## begin Input material
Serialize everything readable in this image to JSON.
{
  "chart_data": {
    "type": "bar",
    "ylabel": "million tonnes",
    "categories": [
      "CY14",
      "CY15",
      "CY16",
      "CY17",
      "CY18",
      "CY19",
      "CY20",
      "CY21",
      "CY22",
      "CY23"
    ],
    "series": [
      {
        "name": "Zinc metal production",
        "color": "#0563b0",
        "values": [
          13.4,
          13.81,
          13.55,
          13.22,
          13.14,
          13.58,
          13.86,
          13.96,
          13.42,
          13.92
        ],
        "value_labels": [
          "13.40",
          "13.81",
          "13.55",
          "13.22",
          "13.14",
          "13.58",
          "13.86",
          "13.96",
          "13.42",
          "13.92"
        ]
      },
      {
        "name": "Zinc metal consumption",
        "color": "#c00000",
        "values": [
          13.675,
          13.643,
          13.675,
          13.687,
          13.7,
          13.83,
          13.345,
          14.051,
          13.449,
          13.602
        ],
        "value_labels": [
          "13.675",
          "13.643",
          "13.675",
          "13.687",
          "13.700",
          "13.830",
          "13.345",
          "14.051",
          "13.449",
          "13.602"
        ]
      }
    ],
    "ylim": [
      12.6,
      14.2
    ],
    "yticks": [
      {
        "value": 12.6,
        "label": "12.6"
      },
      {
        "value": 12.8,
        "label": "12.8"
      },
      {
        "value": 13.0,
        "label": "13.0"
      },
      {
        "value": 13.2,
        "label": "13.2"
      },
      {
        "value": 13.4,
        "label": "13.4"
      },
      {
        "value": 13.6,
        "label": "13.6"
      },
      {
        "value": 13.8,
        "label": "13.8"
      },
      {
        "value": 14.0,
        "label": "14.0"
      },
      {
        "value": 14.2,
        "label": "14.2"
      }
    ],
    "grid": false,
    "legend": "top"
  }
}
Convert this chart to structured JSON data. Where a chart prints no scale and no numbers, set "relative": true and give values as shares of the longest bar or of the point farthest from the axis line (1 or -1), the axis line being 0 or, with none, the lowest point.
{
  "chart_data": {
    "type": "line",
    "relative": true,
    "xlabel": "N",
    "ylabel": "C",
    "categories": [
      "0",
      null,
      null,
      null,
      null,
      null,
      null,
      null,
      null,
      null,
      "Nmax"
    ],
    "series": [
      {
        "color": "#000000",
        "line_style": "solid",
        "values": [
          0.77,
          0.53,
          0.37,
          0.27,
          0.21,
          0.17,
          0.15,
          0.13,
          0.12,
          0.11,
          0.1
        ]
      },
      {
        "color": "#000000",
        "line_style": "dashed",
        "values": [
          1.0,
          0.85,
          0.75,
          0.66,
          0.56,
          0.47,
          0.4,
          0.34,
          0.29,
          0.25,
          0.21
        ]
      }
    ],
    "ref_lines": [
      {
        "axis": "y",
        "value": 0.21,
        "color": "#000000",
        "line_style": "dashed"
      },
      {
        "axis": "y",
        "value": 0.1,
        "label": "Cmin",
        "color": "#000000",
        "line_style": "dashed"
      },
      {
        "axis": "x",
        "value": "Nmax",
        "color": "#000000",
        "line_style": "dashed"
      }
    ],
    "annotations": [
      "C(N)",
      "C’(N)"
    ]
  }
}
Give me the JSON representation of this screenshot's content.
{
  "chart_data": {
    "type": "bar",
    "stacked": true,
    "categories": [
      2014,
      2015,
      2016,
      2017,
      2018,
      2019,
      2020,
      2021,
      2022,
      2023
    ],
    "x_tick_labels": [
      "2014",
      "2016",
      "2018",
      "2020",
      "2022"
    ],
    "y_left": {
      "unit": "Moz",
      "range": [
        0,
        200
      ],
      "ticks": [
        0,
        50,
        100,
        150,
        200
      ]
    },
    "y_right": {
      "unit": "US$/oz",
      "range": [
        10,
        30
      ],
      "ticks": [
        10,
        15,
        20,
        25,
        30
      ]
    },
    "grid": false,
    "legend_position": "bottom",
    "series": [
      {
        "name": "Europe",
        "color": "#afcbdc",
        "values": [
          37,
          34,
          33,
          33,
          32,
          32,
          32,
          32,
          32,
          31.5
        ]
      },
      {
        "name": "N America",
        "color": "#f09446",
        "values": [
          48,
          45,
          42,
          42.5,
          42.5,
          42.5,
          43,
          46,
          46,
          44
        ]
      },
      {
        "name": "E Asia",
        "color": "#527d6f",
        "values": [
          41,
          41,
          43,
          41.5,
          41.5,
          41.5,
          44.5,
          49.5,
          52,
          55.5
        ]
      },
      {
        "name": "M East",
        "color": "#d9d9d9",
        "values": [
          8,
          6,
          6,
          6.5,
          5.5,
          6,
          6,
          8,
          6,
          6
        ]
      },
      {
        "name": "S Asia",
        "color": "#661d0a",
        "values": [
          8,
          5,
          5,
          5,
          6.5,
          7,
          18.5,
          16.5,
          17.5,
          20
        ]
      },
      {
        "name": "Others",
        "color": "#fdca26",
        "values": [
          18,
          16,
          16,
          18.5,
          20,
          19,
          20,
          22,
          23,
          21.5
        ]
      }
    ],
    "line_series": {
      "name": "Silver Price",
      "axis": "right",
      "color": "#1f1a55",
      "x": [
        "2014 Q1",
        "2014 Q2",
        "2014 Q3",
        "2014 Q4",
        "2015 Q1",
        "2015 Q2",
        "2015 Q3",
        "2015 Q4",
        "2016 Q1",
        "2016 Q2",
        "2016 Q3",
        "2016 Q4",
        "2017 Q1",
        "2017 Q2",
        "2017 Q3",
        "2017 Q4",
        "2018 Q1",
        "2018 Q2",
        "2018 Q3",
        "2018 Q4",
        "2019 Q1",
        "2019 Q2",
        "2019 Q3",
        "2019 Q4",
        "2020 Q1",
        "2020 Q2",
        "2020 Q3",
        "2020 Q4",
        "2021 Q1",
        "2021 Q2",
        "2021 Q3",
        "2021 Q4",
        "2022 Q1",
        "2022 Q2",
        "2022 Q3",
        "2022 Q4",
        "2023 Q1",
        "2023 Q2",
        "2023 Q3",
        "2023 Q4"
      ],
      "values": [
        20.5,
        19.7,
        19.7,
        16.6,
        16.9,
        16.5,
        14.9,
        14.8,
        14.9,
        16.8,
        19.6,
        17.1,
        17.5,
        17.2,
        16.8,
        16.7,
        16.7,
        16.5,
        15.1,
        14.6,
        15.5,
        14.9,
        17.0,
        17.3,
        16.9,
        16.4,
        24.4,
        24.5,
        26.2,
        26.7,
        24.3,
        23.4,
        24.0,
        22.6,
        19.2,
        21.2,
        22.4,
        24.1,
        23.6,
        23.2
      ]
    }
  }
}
## end Input material
Your task:
Copy all lines from the material that include "relative".

Solution:
Convert this chart to structured JSON data. Where a chart prints no scale and no numbers, set "relative": true and give values as shares of the longest bar or of the point farthest from the axis line (1 or -1), the axis line being 0 or, with none, the lowest point.
    "relative": true,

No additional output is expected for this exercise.